== Provided information ==

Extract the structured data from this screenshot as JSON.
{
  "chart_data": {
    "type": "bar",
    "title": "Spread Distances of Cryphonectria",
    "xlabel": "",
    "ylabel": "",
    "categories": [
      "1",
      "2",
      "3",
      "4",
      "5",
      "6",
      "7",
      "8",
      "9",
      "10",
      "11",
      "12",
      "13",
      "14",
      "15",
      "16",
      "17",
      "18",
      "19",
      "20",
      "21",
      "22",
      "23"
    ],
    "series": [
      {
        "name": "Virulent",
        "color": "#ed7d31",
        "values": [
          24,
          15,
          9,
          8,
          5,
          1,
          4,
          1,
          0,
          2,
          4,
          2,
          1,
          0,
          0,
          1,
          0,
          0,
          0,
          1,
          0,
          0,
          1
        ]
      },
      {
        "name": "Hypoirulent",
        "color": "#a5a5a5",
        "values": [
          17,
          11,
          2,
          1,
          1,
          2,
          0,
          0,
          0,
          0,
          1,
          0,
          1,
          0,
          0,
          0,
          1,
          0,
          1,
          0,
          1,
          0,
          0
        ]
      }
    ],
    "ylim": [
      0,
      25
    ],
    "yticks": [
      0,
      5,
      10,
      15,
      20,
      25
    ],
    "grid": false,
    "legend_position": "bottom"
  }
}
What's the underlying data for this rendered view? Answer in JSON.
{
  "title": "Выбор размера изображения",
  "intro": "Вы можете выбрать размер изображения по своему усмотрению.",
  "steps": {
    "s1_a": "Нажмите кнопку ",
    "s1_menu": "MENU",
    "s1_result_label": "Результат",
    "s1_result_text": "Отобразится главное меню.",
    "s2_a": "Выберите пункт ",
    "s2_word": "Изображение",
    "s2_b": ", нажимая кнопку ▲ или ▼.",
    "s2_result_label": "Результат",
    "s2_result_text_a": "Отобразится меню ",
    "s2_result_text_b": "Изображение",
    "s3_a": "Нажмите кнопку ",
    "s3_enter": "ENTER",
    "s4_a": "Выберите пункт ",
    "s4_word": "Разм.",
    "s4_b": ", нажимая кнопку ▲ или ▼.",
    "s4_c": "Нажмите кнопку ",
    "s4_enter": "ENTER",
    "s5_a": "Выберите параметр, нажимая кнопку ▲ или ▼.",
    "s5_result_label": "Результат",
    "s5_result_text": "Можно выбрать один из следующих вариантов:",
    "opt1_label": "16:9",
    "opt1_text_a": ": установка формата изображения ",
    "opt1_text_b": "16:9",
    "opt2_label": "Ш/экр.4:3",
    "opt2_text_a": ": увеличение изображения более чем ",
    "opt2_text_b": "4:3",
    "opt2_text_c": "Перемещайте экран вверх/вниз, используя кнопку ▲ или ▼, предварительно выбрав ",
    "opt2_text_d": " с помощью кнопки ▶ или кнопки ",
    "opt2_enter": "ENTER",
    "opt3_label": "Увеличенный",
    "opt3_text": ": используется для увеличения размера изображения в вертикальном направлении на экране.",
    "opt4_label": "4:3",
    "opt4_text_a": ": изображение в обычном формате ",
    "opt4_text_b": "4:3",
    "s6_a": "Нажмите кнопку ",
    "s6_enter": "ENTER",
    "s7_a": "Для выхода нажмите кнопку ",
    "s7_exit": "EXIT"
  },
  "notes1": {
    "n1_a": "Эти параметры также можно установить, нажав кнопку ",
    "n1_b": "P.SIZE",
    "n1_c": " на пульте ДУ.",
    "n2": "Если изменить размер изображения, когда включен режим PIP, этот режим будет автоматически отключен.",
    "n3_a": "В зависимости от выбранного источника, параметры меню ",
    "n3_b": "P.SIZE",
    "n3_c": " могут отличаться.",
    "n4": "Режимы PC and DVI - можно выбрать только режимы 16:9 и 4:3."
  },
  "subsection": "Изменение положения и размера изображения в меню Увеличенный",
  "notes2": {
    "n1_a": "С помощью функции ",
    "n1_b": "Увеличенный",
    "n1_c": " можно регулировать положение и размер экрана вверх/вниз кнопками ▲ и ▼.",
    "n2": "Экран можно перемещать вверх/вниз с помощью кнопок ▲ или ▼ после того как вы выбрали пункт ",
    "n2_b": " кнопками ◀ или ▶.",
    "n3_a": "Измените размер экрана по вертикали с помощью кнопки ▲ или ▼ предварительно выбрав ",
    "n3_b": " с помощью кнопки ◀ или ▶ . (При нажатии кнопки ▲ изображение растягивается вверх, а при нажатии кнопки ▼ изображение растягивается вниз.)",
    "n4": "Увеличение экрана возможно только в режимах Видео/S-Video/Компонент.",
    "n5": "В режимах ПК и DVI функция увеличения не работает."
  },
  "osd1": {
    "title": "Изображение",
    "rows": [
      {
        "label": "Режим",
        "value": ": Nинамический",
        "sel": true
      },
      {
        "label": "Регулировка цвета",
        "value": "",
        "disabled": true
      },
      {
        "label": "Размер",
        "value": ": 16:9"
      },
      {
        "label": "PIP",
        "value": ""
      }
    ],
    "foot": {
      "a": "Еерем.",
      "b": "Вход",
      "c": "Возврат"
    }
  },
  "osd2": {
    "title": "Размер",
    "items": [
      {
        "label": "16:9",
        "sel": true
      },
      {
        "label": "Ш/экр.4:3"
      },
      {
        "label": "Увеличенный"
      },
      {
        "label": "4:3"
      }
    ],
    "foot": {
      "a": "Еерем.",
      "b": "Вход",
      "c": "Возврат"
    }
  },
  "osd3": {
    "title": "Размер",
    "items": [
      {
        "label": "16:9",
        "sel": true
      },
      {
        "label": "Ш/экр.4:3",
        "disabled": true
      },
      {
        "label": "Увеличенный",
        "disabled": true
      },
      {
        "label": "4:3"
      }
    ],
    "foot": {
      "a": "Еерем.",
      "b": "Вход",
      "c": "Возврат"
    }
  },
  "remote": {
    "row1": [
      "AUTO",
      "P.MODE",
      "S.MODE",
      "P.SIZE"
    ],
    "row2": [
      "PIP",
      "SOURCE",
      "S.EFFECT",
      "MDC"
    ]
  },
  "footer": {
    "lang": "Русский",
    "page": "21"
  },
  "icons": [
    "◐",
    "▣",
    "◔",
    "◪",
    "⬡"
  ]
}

===

- [Exercise objective]:
Select and copy every line of the material that holds the string "кнопками".

- [Solved problem]:
    "n1_c": " можно регулировать положение и размер экрана вверх/вниз кнопками ▲ и ▼.",
    "n2_b": " кнопками ◀ или ▶.",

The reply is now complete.